» **Aim**
Return all lines below containing the word "What".

» **Entries supplied**
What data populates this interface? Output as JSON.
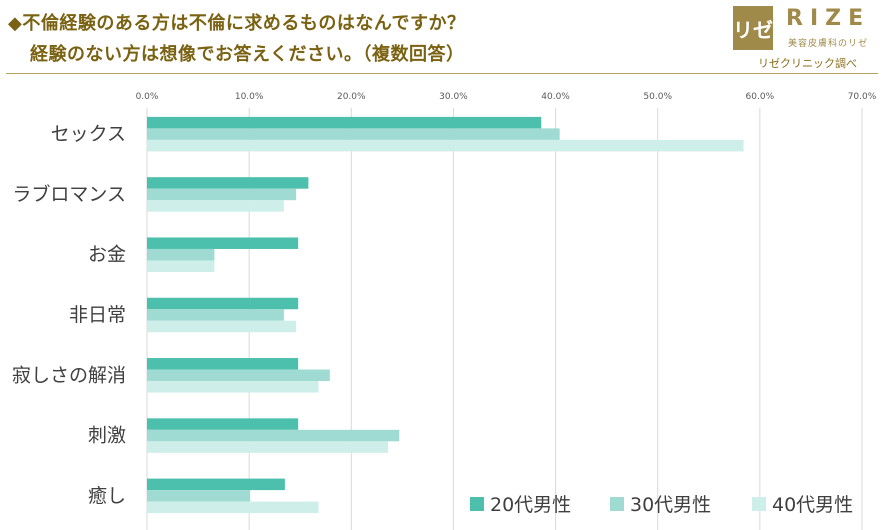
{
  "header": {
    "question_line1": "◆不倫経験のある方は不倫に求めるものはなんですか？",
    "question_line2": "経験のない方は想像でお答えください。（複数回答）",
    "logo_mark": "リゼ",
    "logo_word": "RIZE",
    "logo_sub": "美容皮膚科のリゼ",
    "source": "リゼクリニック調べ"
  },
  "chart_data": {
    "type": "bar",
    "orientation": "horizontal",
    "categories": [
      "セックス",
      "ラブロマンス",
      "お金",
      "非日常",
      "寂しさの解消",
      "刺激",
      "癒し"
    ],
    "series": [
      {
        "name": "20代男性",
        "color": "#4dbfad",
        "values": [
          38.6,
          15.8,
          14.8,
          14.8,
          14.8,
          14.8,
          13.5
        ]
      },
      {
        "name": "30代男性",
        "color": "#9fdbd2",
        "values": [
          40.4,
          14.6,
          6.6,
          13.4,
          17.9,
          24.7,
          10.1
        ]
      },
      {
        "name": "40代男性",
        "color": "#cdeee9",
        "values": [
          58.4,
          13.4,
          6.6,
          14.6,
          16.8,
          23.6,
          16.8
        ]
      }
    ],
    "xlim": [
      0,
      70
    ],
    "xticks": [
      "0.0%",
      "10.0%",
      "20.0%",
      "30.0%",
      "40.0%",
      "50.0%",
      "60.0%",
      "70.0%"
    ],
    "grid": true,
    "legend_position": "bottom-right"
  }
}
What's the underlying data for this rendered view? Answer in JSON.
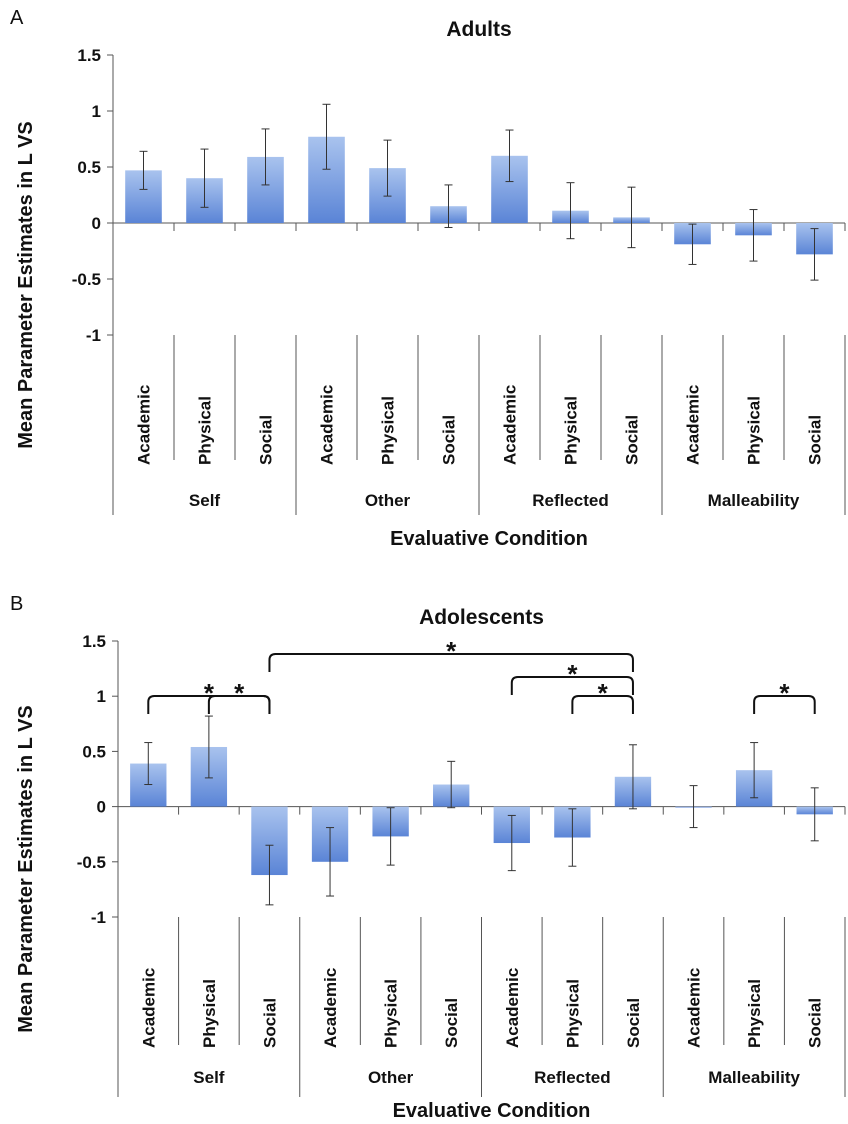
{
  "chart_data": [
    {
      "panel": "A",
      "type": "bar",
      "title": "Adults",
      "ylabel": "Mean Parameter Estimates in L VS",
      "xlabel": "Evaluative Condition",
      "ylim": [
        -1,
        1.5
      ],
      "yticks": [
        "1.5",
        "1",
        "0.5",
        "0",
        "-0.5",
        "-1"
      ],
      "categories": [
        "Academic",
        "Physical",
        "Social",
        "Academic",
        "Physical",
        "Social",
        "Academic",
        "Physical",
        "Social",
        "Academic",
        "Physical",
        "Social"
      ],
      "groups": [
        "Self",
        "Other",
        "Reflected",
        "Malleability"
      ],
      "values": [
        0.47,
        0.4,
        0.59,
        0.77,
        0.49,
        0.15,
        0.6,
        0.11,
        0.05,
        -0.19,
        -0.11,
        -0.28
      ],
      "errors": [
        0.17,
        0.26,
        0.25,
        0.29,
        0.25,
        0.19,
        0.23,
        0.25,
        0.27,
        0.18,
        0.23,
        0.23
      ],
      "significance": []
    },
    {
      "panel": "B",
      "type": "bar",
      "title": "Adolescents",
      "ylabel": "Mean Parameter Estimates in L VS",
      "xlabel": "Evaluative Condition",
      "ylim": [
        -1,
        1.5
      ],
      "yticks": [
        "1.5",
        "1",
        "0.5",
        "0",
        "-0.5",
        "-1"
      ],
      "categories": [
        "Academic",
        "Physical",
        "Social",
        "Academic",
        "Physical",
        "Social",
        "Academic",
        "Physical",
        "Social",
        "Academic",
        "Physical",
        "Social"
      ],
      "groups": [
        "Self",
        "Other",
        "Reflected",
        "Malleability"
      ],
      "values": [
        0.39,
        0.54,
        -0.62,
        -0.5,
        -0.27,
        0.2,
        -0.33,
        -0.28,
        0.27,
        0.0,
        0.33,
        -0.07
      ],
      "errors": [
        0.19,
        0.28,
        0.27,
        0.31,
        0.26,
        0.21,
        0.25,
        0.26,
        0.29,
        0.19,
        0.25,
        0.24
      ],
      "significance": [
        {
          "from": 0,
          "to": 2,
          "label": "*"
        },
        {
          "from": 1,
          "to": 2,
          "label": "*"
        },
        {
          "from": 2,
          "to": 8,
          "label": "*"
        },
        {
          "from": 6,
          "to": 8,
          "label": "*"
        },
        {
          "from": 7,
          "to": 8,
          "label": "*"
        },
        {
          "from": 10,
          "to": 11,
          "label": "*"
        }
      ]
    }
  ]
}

==

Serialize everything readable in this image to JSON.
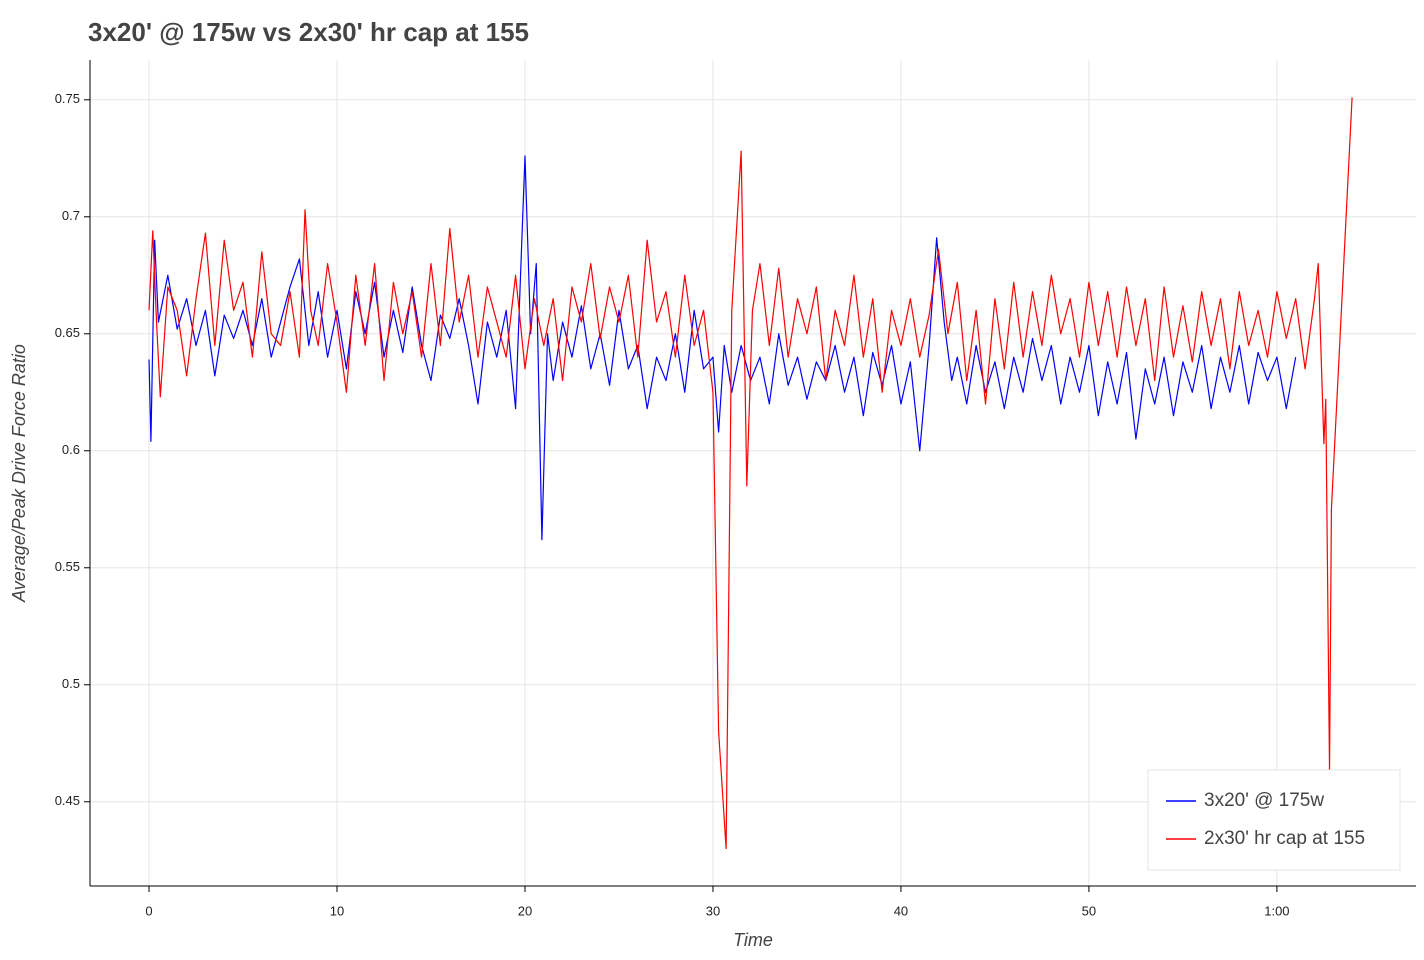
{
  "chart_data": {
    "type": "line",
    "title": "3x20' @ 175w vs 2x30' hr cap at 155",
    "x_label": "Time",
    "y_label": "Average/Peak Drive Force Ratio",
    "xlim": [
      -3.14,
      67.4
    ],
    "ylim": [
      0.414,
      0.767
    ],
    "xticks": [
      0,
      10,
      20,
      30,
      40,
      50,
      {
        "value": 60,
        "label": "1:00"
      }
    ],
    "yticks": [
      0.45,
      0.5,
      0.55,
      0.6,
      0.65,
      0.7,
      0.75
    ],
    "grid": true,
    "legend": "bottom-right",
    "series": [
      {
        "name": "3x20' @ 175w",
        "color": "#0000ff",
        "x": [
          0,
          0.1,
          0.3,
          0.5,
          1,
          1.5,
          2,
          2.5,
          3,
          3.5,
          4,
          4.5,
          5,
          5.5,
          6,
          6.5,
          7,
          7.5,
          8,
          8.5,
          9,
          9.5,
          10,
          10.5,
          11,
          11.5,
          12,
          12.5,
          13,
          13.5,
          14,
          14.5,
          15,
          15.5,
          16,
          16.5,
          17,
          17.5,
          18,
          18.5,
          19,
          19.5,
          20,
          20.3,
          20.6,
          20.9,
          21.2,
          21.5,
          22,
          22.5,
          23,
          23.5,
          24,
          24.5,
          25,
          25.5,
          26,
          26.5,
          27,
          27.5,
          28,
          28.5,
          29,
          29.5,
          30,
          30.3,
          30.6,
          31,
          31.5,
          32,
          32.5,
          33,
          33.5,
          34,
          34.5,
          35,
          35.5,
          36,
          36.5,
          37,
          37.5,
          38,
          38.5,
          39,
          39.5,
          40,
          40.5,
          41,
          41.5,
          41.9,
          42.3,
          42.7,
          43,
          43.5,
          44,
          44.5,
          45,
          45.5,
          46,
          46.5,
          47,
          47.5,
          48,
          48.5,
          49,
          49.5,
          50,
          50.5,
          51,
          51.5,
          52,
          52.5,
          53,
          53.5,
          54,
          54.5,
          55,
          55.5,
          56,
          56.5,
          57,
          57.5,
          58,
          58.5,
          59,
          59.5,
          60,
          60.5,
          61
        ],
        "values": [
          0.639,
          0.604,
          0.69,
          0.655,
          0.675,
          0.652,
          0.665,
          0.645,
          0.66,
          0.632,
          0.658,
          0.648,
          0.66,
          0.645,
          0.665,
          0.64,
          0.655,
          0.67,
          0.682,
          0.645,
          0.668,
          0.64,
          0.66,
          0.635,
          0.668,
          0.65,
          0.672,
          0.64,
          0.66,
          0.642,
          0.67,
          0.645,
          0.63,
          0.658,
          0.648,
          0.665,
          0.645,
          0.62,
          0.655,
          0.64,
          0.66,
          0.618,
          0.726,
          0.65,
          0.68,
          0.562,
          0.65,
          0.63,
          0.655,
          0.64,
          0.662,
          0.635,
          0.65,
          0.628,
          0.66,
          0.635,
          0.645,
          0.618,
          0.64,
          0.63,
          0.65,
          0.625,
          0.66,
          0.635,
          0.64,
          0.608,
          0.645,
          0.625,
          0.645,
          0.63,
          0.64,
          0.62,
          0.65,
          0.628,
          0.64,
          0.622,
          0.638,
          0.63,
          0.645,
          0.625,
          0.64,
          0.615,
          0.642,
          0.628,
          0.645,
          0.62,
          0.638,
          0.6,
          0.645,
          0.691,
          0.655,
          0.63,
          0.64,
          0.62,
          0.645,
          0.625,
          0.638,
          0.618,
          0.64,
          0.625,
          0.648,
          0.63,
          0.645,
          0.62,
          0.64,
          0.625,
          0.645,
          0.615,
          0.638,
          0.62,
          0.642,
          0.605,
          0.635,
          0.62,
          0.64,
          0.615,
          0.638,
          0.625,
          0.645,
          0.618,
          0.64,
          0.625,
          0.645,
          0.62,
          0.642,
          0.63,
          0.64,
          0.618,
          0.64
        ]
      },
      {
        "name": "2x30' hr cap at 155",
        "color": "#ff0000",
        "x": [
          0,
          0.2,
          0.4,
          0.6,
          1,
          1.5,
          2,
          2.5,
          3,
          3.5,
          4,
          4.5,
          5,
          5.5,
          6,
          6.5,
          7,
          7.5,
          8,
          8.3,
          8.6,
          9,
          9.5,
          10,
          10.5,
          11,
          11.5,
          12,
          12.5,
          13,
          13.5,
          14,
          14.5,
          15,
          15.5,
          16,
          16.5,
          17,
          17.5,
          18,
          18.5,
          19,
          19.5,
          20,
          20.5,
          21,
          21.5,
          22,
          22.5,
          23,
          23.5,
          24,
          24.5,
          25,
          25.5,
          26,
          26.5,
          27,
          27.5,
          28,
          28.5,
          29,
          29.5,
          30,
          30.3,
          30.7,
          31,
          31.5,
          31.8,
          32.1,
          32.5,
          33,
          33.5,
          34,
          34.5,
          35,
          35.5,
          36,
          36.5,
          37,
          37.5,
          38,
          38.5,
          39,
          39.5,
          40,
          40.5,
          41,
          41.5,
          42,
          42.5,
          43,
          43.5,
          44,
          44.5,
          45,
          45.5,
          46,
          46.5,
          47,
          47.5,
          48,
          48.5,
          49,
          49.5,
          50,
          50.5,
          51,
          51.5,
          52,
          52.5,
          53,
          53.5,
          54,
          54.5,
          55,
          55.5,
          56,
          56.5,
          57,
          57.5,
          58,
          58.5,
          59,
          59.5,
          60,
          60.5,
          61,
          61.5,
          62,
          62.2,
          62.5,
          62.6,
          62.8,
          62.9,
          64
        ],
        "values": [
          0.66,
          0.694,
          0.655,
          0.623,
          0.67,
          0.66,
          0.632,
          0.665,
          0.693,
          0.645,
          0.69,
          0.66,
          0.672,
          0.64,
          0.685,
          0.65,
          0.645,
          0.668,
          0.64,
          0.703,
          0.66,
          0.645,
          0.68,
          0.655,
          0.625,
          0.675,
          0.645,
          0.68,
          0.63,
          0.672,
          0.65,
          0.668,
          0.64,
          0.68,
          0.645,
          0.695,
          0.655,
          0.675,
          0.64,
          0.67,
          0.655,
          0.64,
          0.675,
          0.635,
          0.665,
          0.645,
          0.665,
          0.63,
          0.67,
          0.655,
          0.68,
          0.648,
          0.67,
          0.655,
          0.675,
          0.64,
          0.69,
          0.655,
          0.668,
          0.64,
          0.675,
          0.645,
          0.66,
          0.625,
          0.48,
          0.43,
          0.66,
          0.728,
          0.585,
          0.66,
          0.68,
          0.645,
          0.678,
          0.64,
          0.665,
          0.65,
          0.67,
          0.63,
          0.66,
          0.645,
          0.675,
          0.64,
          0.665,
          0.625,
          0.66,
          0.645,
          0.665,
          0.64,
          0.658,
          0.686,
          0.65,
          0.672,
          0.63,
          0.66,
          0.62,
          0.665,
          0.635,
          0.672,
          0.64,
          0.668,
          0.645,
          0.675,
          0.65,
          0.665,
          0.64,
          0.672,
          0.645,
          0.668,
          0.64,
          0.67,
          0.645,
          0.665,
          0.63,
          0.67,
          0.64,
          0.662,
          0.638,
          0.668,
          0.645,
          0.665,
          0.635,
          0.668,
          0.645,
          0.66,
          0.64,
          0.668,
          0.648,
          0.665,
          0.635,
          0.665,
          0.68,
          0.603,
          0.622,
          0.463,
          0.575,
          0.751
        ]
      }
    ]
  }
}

» **Expected answer**
What data populates this interface? Output as JSON.
What's the underlying data for this rendered view? Answer in JSON.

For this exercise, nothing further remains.